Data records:

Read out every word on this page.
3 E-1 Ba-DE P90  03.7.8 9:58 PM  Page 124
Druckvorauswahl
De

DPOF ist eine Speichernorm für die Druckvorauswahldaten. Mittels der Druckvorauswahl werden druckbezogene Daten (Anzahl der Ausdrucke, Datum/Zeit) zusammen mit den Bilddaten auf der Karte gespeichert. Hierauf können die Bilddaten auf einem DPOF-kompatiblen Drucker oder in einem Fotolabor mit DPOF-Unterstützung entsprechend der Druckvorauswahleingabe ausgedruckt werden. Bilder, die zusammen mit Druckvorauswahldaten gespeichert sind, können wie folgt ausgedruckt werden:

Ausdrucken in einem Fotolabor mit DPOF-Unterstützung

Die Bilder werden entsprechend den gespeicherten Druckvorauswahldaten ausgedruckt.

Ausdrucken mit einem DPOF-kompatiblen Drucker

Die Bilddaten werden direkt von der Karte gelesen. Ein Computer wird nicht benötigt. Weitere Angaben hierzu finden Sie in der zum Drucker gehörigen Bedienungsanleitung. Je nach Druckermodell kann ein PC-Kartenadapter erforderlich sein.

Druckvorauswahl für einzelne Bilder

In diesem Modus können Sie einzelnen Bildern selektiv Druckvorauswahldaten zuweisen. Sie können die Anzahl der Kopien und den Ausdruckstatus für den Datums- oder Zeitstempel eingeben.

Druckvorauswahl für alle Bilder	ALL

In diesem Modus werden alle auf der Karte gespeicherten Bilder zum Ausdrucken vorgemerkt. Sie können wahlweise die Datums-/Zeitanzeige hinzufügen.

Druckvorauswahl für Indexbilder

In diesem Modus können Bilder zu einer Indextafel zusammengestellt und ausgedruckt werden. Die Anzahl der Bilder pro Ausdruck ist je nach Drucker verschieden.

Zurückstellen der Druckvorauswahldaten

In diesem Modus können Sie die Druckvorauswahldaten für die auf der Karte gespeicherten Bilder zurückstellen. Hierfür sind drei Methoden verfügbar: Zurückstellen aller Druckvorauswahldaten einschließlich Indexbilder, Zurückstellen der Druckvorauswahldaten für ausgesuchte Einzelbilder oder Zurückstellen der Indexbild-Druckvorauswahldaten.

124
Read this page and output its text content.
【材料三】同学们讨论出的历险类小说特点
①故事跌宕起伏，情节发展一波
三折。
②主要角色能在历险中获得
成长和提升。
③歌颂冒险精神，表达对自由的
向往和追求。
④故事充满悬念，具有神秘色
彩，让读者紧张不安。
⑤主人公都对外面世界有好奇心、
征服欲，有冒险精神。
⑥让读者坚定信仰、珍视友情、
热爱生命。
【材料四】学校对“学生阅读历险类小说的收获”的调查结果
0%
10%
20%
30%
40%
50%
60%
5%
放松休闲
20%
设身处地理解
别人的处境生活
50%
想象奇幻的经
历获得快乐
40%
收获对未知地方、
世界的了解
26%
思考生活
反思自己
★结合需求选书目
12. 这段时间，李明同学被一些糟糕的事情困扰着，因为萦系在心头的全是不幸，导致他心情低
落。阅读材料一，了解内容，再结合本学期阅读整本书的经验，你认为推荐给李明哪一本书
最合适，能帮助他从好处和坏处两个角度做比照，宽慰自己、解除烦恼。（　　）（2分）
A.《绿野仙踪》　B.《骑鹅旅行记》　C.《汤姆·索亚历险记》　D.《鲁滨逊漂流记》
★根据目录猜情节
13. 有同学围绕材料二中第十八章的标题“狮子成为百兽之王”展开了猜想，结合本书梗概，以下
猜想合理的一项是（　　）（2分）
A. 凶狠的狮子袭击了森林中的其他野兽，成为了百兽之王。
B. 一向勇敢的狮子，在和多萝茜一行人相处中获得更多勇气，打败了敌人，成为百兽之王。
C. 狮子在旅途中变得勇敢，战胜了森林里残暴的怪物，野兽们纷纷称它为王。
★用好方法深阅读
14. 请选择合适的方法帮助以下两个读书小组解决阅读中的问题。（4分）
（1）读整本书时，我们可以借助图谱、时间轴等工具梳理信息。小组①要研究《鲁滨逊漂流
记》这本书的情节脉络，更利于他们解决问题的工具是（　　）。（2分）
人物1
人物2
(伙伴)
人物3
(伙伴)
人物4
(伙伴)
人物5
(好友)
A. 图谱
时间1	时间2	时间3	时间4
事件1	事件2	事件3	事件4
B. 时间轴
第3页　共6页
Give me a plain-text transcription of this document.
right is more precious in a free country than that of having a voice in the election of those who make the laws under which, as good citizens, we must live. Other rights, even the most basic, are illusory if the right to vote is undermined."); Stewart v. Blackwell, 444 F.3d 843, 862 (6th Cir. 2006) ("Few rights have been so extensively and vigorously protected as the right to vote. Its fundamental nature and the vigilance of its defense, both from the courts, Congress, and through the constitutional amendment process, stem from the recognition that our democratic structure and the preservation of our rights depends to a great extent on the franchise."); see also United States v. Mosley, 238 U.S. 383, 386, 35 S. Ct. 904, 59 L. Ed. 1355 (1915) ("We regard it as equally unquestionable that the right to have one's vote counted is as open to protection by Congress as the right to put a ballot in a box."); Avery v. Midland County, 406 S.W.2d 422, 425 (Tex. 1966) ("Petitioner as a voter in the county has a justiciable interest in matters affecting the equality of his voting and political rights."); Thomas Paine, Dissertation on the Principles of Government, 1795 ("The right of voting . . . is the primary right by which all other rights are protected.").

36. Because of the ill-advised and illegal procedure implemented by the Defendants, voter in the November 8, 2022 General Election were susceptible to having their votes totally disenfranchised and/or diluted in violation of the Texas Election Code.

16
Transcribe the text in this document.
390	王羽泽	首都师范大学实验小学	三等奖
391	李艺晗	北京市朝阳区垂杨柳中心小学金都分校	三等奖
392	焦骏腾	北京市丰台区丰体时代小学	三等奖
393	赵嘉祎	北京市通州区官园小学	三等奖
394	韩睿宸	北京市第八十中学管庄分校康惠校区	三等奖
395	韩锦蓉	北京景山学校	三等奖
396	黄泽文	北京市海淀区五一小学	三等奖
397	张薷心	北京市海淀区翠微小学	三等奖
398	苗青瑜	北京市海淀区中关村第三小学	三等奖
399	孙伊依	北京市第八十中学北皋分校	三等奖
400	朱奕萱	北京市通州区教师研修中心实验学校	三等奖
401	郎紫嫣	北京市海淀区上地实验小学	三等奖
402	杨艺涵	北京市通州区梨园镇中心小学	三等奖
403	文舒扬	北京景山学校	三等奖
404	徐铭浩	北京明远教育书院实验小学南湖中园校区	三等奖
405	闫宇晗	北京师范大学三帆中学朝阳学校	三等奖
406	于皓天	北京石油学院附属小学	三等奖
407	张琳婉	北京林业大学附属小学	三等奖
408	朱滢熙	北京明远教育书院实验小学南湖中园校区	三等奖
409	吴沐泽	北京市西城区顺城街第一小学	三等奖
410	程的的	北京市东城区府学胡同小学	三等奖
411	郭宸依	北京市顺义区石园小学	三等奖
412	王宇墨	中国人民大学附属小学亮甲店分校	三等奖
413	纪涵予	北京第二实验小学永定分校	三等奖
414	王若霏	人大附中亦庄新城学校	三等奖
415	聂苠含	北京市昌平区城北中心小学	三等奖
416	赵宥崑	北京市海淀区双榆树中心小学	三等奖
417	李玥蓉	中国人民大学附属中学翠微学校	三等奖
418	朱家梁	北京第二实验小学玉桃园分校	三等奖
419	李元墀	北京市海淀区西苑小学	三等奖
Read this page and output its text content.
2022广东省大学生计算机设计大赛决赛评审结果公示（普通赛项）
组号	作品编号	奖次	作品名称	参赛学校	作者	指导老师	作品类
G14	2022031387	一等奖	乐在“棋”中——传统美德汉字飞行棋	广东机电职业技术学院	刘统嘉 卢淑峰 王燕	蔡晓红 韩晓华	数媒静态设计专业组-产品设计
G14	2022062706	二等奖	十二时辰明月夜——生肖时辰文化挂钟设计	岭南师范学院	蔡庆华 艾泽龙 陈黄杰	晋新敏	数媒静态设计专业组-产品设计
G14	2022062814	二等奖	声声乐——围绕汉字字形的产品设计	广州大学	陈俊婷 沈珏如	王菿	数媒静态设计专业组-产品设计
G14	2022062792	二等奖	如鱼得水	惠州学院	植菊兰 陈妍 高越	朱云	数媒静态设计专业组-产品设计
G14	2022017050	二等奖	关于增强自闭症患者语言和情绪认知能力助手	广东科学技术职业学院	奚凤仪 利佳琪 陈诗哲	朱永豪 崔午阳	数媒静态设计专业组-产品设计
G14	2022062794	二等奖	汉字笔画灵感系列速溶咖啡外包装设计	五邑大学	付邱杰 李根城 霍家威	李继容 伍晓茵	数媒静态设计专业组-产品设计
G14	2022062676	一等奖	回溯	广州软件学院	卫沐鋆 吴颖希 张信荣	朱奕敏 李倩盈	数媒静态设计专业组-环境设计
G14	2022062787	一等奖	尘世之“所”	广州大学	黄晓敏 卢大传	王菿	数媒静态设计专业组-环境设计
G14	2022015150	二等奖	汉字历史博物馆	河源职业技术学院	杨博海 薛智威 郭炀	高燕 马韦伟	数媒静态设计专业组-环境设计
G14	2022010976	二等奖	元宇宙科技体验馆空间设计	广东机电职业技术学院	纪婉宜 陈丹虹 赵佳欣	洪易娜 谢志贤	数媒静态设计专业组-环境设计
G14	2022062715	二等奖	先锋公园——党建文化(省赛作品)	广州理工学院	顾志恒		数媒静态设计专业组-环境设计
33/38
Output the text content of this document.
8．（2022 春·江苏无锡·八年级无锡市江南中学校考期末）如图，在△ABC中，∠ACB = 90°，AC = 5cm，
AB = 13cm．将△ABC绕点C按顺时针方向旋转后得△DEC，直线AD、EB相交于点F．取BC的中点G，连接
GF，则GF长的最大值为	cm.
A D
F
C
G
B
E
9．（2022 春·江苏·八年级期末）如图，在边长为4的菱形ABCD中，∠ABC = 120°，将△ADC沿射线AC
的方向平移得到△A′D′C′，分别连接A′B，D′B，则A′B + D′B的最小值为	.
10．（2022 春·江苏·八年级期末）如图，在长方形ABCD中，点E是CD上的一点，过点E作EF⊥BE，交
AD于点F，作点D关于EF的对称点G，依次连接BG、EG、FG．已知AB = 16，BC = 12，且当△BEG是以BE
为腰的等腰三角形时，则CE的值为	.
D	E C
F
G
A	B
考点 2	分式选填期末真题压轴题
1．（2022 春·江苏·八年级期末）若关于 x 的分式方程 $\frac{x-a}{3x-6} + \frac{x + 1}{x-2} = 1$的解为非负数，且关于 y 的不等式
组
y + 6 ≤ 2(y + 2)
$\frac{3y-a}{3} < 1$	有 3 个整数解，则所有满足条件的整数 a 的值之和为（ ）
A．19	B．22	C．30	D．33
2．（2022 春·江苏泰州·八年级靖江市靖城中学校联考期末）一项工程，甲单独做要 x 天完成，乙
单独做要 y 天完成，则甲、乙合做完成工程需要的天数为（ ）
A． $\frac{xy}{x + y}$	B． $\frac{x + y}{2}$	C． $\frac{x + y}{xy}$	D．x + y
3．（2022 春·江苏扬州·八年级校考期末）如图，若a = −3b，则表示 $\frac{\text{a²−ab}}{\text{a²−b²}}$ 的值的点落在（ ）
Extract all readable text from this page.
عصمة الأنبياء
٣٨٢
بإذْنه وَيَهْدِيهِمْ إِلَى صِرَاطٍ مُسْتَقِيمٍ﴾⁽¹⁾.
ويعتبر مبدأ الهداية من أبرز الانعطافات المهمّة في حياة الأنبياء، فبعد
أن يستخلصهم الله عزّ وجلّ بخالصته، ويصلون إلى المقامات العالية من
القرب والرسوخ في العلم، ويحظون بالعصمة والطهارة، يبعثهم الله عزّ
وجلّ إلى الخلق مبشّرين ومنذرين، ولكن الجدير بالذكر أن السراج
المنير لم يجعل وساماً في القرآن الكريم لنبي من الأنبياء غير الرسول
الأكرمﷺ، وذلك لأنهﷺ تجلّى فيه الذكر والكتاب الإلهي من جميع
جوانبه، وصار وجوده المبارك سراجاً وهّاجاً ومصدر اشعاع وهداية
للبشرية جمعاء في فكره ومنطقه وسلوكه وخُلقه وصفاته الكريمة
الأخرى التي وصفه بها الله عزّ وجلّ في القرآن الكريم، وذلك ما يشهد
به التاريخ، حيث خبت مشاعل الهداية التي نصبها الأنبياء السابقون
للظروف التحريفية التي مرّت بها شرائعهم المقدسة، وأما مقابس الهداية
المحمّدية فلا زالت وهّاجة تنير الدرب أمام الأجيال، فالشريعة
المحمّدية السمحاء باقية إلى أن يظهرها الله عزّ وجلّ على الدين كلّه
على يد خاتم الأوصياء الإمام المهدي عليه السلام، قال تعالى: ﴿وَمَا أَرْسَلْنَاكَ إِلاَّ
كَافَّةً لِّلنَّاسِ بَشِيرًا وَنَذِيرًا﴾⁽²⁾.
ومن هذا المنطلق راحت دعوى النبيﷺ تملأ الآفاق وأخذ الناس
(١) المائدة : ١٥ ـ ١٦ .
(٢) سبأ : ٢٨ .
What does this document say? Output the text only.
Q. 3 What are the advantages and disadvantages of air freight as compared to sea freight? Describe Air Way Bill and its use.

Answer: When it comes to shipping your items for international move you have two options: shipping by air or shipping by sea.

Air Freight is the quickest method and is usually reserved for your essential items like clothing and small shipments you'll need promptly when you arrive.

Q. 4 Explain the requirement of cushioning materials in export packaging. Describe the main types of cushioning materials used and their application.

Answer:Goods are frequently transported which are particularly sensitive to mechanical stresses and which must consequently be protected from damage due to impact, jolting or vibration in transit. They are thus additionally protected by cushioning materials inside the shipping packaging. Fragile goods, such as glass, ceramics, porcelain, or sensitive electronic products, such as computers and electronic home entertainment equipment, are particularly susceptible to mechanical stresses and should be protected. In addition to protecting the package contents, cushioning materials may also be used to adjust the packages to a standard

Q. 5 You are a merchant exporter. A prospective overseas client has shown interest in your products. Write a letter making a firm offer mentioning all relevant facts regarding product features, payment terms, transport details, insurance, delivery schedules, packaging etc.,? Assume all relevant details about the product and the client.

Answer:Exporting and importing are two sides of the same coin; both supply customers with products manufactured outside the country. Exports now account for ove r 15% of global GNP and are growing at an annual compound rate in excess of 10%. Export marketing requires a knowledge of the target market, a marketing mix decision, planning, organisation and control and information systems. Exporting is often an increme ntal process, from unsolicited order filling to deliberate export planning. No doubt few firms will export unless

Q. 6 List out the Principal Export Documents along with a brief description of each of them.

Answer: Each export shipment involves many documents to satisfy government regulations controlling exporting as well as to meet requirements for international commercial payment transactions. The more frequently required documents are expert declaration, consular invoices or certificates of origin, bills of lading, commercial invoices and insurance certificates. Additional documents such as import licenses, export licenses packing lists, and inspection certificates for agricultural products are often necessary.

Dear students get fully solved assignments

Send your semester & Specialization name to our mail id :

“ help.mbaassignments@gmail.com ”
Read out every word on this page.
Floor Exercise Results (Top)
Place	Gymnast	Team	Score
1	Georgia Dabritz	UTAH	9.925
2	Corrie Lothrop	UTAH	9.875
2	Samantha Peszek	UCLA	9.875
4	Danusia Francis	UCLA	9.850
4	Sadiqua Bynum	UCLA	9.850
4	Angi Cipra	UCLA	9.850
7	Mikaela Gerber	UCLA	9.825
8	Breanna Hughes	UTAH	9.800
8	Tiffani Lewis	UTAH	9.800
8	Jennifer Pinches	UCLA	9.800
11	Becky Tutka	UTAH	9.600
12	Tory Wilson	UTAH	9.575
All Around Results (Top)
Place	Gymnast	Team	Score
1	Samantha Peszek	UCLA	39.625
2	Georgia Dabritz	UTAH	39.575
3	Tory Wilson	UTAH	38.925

-- What you have to do --
Which lines contain the word "Wilson"? Copy each one.

-- Output below --
12	Tory Wilson	UTAH	9.575
3	Tory Wilson	UTAH	38.925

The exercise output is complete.